● **Provided data**
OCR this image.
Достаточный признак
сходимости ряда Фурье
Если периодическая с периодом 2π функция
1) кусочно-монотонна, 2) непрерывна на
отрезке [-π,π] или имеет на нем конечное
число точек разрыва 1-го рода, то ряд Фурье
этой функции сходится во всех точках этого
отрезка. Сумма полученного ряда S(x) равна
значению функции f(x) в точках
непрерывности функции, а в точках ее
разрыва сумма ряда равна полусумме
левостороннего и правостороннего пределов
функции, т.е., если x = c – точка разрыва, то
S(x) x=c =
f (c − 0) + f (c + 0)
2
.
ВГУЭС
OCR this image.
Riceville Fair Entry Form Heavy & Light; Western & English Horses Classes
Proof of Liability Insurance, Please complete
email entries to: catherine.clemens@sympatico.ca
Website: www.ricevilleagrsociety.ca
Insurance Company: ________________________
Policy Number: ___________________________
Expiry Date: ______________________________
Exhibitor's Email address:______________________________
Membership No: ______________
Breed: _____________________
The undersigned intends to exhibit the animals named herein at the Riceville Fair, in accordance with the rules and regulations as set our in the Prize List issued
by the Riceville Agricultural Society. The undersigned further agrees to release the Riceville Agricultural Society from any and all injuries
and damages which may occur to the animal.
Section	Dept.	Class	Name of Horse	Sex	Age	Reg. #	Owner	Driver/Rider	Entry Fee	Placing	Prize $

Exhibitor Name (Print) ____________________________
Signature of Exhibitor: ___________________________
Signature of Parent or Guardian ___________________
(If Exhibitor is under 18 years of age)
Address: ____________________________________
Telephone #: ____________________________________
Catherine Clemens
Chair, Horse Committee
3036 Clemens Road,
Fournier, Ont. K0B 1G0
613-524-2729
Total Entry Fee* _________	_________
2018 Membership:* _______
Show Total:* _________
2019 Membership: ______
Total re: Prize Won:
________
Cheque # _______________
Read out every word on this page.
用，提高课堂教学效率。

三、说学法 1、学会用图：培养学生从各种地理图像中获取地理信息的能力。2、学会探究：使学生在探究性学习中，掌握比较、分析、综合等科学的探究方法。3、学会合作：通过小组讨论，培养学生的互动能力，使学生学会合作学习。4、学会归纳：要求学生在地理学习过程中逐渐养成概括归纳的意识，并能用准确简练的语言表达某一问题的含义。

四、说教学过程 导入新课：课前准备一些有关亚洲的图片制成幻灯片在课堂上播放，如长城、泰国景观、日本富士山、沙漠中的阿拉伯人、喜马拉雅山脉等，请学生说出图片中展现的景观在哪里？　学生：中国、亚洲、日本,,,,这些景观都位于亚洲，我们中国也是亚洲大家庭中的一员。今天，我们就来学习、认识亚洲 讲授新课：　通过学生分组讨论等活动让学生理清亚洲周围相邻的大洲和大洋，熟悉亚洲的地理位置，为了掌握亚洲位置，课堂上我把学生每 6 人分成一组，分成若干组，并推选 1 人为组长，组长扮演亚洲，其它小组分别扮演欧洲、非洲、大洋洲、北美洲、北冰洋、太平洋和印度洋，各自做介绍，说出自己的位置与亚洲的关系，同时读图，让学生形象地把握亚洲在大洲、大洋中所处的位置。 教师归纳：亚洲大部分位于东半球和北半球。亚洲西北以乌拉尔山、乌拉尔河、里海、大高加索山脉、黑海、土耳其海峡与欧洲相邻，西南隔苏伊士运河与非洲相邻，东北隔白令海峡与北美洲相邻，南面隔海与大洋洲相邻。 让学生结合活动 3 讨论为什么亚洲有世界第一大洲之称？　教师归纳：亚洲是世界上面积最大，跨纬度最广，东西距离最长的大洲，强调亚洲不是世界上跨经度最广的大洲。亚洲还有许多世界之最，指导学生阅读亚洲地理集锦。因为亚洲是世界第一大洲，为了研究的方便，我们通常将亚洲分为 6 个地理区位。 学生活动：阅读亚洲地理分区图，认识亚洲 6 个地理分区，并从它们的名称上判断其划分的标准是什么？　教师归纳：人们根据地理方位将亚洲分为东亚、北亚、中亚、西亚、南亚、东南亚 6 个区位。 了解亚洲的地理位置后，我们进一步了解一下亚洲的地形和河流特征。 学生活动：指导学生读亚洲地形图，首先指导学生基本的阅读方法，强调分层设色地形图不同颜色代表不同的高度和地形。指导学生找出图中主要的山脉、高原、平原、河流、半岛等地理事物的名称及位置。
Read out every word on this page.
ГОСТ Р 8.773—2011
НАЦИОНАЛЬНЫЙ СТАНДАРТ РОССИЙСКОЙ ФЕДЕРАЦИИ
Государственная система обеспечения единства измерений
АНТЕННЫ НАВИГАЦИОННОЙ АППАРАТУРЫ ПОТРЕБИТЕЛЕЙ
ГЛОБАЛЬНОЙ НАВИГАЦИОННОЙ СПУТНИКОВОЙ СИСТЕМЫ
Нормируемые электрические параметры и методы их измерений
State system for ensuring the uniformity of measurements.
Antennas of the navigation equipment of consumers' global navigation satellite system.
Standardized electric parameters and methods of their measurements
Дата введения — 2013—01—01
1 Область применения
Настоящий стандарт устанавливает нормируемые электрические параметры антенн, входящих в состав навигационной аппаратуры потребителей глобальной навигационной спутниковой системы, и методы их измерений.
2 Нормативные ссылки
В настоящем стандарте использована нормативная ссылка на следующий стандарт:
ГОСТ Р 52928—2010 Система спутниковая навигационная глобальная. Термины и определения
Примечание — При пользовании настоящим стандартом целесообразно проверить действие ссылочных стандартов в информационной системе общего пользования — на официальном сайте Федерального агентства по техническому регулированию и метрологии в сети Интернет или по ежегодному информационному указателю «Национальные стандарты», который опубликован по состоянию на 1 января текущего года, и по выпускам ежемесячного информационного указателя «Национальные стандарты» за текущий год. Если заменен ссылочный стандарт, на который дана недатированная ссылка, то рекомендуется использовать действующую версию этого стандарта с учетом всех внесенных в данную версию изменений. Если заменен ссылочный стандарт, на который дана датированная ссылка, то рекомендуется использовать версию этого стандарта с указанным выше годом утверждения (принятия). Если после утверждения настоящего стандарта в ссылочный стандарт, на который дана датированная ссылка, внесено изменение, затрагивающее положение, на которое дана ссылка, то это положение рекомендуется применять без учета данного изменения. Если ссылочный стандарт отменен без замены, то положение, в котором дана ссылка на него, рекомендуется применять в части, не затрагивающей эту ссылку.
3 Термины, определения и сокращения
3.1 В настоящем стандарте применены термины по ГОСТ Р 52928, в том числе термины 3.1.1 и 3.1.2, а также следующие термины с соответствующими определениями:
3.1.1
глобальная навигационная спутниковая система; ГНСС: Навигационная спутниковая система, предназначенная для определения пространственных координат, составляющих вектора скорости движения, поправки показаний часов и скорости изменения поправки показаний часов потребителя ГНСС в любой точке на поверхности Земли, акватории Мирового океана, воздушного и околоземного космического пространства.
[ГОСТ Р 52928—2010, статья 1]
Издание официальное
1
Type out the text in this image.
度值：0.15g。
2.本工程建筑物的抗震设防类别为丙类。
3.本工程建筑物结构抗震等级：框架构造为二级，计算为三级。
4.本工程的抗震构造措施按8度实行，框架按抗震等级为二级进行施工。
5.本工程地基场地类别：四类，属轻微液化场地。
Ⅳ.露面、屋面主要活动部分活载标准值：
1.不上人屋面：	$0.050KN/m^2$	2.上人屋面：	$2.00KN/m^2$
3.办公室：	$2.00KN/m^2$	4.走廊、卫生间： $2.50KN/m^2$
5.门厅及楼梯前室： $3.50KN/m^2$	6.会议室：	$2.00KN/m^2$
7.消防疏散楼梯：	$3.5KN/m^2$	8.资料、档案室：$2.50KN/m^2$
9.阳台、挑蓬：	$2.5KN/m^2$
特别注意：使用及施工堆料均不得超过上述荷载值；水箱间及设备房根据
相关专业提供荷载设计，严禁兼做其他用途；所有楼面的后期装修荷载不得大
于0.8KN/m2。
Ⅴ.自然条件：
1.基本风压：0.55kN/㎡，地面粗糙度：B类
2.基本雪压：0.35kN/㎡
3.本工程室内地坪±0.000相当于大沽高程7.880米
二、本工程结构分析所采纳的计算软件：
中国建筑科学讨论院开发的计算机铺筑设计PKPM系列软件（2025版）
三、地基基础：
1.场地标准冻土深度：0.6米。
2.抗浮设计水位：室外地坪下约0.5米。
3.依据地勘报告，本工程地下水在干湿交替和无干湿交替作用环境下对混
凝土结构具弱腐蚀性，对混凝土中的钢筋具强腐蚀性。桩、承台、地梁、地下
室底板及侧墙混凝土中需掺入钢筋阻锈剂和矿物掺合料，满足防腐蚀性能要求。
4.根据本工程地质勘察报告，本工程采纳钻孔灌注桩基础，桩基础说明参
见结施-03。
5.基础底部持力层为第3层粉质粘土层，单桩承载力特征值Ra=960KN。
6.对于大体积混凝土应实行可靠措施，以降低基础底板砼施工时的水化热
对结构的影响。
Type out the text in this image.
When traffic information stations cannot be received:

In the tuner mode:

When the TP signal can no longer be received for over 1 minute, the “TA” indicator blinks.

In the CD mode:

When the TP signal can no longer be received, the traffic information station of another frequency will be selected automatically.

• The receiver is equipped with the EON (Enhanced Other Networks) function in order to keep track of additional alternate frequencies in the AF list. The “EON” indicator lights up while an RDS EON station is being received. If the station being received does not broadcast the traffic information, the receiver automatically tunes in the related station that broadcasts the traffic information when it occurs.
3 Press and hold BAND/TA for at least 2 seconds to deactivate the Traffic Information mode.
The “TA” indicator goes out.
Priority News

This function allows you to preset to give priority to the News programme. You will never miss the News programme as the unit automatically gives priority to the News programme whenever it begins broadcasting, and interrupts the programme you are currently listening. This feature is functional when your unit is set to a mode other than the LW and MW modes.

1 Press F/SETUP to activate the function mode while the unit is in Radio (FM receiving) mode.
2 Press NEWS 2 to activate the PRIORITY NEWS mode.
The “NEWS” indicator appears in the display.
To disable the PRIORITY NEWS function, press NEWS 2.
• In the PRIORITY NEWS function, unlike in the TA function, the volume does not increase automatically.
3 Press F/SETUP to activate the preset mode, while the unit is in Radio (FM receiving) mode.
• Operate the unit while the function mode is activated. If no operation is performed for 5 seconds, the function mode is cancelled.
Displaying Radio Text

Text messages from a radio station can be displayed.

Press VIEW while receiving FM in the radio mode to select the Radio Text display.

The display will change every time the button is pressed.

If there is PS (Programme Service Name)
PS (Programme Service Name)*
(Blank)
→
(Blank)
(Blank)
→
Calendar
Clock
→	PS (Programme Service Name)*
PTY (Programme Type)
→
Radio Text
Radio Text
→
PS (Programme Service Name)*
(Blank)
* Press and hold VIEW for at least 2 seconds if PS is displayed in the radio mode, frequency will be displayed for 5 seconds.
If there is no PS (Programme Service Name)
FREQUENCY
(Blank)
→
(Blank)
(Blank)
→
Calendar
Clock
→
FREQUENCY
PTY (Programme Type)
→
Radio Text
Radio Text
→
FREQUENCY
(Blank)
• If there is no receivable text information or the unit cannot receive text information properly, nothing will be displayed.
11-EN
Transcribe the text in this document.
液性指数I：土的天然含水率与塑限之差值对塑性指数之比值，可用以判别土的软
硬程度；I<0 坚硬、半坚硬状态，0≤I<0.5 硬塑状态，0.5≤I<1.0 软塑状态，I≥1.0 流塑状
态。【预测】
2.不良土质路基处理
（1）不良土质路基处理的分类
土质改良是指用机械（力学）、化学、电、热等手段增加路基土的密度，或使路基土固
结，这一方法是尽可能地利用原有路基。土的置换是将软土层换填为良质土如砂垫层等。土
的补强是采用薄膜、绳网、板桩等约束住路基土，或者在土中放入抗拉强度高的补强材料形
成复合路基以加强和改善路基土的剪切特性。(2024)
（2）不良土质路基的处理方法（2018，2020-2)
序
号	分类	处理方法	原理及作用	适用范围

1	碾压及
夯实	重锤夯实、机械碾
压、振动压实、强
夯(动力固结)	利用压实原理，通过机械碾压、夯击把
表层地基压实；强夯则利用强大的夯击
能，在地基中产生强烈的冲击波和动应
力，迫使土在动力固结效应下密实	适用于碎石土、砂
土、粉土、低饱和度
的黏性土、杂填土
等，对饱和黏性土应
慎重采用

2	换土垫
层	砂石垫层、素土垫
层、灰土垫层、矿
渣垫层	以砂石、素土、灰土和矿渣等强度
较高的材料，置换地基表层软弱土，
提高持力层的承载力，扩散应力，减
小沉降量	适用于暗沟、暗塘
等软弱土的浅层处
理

● **Instructions for the task**
Find the word "there" in the entries above and gather every line that holds it.

● **Task answer**
If there is PS (Programme Service Name)
If there is no PS (Programme Service Name)
• If there is no receivable text information or the unit cannot receive text information properly, nothing will be displayed.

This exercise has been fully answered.